§ **DOCUMENT EXCERPT**:
◇ ◇ ◇

Is the “New Cold War” on Hold?
- Nuclear war with Russia in a year? Shades of 1962… and 1941
- Should U.S. troops die for Estonia?
- For now, the war danger has been suspended… delivering an unusual profit opportunity
- So much for the kissin’-cousins relationship between stocks and crude: What now?
- Waiting on the Fed… Saudi Arabia issuing IOUs?… Soros jumps back into gold
- China’s gold buildup and a windfall profits tax: Two intriguing gold inquiries in the mailbag
It doesn’t make headlines every day, but it’s the most vital issue of our time… and players on both of the issue sides agree on one point: The risk of a nuclear war between the United States and Russia is as high as it’s been since the 1962 Cuban Missile Crisis.
“NATOP risks a nuclear war with Russia within a year if it does not increase its defense capabilities in the Baltic states,” reports the U.K. Independent — citing Gen. Richard Shirreff, once a top NATO commander.
Shirreff voices the conventional wisdom in Washington and Brussels by saying it’s all Vladimir Putin’s fault: “We need to judge President Putin by his deeds not his words… He has used force and got away with it.”
But even the experts who criticize U.S. and NATO policy agree the stakes are staggeringly high.
Here’s the Russia scholar Stephen F. Cohen speaking last night on John Batchelor’s syndicated radio show: “There’s no way, if there’s a war with Russia, on Russia’s borders, that eventually some kind of nuclear weapons will not come into play.”
And it sure seems the risk of a war with Russia is escalating. Time to revisit a map we shared nearly a year ago, when the United States and NATO moved tanks and artillery near Russia’s border for the first time.
The heavy weaponry, along with a “spearhead” force of up to 40,000 troops, is now “pre-positioned” in the three Baltic states, plus Poland, Romania and Bulgaria.
Last week, NATO upped the ante — opening a “missile defense” site at an air base in Romania.
They even had a ribbon-cutting ceremony [U.S. Navy photo]
The official story is that the anti-missile capability is meant to counter Iran.

◇ ◇ ◇

§ **PROVIDED RECORDS**:

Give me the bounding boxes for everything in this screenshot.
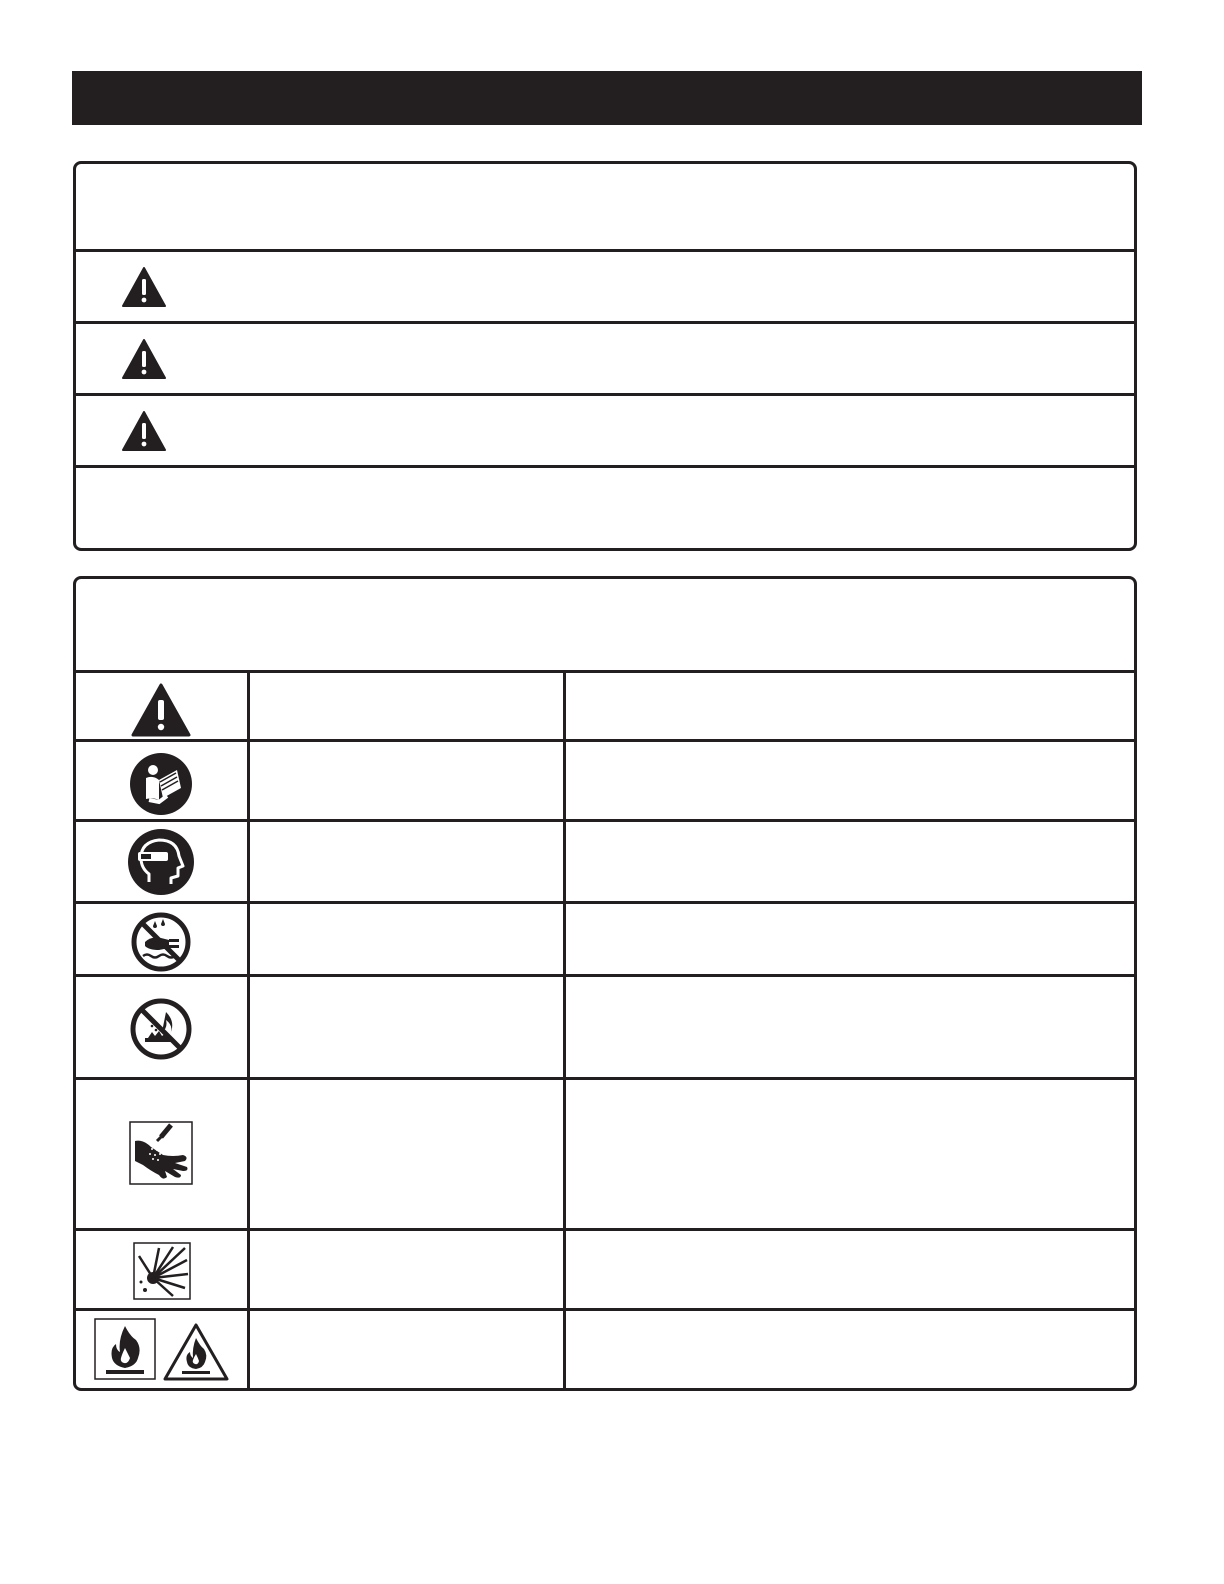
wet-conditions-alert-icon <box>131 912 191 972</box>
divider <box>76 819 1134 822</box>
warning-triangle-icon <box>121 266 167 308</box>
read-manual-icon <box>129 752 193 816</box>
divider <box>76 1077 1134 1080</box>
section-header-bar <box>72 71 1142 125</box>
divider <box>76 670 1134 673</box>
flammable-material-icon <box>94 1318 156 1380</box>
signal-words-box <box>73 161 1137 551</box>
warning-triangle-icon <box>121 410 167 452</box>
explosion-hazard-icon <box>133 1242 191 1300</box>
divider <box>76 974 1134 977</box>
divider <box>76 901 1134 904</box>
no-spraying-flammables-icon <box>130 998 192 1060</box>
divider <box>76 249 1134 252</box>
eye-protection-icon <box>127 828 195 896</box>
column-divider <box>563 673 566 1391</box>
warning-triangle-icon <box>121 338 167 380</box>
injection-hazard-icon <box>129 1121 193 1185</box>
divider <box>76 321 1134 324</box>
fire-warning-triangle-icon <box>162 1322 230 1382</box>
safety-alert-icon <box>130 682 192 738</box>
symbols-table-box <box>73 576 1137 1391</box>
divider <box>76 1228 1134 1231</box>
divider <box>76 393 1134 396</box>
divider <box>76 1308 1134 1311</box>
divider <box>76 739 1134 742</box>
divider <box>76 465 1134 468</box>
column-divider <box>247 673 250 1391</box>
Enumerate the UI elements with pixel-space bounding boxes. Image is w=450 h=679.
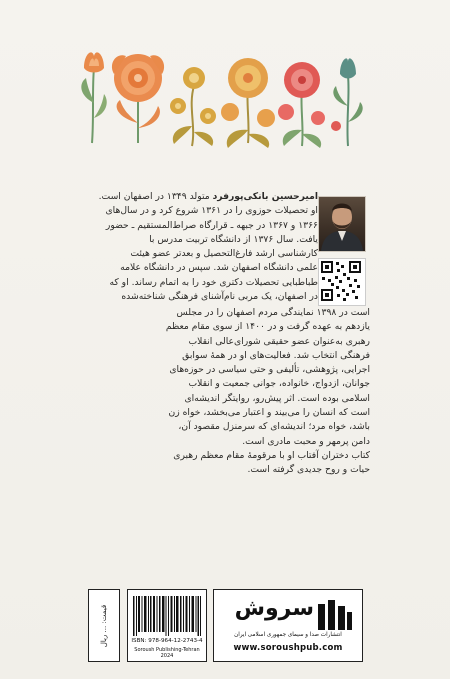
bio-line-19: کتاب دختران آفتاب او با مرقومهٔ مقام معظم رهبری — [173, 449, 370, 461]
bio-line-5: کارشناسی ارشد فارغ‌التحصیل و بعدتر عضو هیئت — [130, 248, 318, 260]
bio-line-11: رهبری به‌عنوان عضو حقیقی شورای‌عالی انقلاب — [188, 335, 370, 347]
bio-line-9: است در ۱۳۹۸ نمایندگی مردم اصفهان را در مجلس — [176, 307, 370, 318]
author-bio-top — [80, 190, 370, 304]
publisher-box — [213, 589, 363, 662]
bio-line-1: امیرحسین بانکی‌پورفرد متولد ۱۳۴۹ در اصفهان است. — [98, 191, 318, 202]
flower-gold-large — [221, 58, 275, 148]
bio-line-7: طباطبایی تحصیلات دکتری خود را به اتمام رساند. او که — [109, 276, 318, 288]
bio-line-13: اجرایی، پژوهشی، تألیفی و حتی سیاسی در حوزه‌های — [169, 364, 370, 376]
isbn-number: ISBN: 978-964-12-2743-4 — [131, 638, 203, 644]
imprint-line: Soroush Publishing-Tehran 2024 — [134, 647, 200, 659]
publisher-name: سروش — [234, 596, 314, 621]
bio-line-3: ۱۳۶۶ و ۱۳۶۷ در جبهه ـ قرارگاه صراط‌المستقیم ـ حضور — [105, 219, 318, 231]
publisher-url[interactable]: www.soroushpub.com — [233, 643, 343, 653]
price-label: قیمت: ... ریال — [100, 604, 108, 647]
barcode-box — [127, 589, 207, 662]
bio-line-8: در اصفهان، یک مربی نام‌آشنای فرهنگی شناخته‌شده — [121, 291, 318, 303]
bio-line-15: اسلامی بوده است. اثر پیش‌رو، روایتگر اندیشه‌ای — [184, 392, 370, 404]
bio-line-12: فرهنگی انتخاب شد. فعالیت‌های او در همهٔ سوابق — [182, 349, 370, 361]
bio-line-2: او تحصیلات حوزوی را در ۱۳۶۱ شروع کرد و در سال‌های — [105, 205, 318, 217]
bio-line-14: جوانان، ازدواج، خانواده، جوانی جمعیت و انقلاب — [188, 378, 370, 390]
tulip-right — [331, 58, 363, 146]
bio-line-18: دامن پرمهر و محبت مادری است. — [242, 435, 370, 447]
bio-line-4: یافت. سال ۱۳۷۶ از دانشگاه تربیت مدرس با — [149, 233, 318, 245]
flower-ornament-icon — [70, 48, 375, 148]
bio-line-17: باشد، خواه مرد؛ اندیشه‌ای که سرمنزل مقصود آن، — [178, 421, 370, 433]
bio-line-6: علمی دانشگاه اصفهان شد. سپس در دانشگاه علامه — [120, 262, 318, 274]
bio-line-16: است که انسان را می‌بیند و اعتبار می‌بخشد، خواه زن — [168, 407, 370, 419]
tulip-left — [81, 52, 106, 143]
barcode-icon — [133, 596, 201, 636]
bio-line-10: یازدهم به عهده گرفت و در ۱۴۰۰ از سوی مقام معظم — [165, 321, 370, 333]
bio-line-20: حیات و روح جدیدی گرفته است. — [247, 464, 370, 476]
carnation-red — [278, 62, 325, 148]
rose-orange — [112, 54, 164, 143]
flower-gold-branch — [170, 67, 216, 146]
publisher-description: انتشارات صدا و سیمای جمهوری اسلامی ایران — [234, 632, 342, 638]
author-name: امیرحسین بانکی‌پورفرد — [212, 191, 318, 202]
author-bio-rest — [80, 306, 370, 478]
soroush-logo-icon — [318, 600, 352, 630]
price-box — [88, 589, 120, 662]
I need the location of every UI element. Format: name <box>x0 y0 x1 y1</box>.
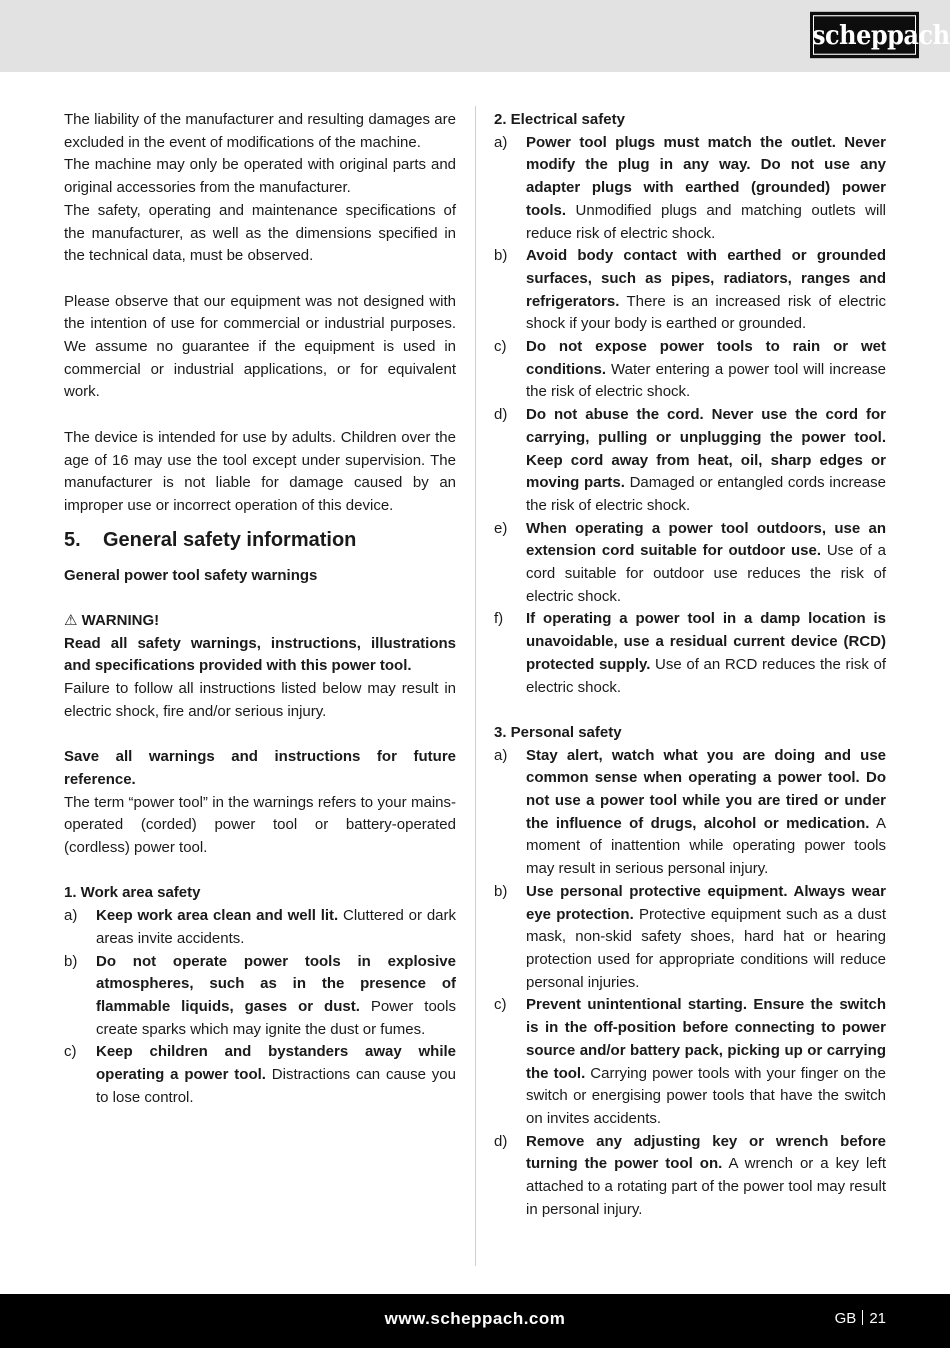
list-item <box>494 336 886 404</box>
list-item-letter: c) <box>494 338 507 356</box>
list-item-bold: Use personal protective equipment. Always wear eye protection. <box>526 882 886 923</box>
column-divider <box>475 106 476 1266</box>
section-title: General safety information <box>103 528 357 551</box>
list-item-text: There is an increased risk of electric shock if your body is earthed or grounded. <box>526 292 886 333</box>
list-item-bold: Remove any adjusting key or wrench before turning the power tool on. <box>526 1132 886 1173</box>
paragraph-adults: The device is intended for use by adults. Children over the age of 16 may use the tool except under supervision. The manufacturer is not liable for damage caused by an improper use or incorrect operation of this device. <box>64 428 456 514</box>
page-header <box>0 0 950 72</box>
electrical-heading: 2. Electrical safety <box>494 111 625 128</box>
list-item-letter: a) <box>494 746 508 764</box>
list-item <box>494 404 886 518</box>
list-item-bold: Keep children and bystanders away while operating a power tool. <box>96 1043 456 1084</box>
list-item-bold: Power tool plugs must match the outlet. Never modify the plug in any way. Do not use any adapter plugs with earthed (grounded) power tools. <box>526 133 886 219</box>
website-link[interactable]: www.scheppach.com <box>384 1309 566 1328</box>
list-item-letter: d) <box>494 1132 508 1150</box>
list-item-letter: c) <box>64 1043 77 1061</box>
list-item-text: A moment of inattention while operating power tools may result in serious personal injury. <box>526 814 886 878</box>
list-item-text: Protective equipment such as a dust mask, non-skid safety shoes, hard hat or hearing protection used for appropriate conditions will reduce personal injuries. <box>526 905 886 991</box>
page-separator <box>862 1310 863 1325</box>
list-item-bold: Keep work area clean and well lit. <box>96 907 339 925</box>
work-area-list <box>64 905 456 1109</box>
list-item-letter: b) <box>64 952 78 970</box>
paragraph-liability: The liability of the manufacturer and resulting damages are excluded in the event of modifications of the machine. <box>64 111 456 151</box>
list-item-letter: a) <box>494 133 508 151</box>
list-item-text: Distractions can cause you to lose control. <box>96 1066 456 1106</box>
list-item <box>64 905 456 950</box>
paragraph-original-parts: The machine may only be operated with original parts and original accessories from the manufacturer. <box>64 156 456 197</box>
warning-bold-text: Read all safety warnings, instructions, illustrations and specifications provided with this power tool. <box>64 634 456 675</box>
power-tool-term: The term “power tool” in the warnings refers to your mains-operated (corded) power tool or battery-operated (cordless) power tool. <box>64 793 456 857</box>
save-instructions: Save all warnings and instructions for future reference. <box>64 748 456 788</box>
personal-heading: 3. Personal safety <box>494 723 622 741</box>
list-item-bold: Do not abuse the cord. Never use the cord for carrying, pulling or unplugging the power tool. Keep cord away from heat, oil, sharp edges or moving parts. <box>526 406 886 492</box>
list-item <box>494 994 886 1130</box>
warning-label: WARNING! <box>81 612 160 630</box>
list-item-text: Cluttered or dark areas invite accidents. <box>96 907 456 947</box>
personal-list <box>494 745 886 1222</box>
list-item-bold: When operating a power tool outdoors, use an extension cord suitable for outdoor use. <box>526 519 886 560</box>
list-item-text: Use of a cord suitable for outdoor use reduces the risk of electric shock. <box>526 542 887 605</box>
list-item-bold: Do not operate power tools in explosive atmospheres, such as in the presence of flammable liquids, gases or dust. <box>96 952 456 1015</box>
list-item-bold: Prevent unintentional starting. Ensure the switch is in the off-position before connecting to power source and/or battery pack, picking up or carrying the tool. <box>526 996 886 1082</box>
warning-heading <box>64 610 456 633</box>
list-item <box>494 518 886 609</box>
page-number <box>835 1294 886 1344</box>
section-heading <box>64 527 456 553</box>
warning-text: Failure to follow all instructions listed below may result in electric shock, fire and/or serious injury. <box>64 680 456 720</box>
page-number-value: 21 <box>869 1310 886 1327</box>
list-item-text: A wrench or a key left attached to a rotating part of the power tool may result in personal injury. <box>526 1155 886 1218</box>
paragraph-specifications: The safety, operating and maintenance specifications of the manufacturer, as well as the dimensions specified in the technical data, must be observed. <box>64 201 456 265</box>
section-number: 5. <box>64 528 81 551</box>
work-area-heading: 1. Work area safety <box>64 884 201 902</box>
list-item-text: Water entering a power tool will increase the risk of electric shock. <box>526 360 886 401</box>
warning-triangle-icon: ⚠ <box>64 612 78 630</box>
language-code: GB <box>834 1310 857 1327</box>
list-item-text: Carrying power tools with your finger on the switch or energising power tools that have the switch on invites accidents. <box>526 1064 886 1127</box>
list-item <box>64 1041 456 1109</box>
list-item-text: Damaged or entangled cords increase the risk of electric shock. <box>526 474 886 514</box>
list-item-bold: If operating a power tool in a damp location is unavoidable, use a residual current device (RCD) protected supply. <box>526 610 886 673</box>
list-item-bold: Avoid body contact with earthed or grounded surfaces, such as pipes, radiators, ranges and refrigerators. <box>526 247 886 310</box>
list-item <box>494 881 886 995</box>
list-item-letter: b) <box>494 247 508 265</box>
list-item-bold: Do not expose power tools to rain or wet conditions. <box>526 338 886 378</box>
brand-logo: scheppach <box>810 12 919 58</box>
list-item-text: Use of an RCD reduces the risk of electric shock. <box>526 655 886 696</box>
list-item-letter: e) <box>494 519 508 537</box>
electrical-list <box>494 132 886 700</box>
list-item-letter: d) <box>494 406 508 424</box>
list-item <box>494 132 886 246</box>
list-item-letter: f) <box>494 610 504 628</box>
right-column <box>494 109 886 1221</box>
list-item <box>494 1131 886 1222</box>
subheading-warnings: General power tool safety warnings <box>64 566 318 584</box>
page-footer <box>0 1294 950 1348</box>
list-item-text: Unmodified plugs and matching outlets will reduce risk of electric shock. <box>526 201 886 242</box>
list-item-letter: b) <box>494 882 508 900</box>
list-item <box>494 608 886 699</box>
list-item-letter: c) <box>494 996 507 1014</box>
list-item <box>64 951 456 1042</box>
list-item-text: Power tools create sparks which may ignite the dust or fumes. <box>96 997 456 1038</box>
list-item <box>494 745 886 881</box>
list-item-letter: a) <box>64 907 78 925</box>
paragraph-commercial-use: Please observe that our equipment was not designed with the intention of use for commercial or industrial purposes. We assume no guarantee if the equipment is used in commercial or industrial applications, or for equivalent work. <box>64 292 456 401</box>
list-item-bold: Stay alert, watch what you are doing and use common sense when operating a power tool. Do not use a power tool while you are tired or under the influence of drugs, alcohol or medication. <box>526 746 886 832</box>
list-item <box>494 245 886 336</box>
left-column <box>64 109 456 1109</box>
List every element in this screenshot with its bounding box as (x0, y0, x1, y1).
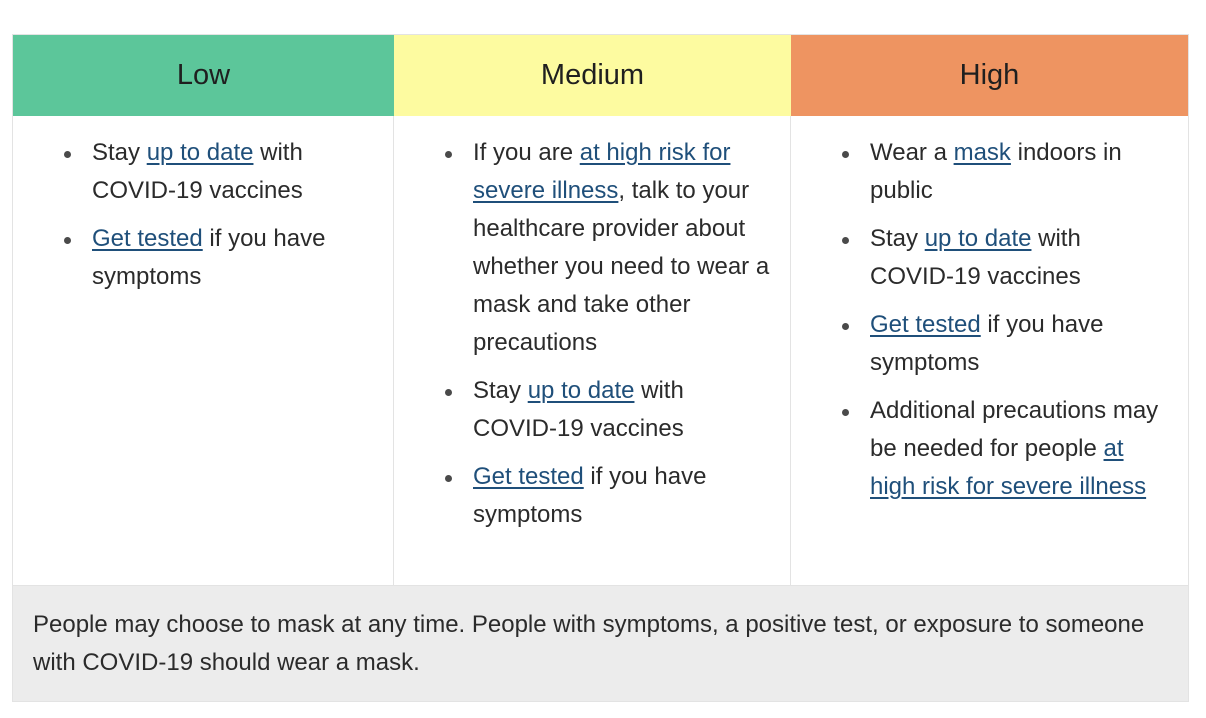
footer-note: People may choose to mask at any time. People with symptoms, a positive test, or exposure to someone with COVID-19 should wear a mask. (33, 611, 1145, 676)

◇ ◇ ◇

§ **SET TASK**: Write out the part of the piece on nuclear war risk with Russia starting with "- Waiting on" and going on through "Cuban Missile Crisis.", unchanged.

§ **WRITTEN SOLUTION**:
- Waiting on the Fed… Saudi Arabia issuing IOUs?… Soros jumps back into gold
- China’s gold buildup and a windfall profits tax: Two intriguing gold inquiries in the mailbag
It doesn’t make headlines every day, but it’s the most vital issue of our time… and players on both of the issue sides agree on one point: The risk of a nuclear war between the United States and Russia is as high as it’s been since the 1962 Cuban Missile Crisis.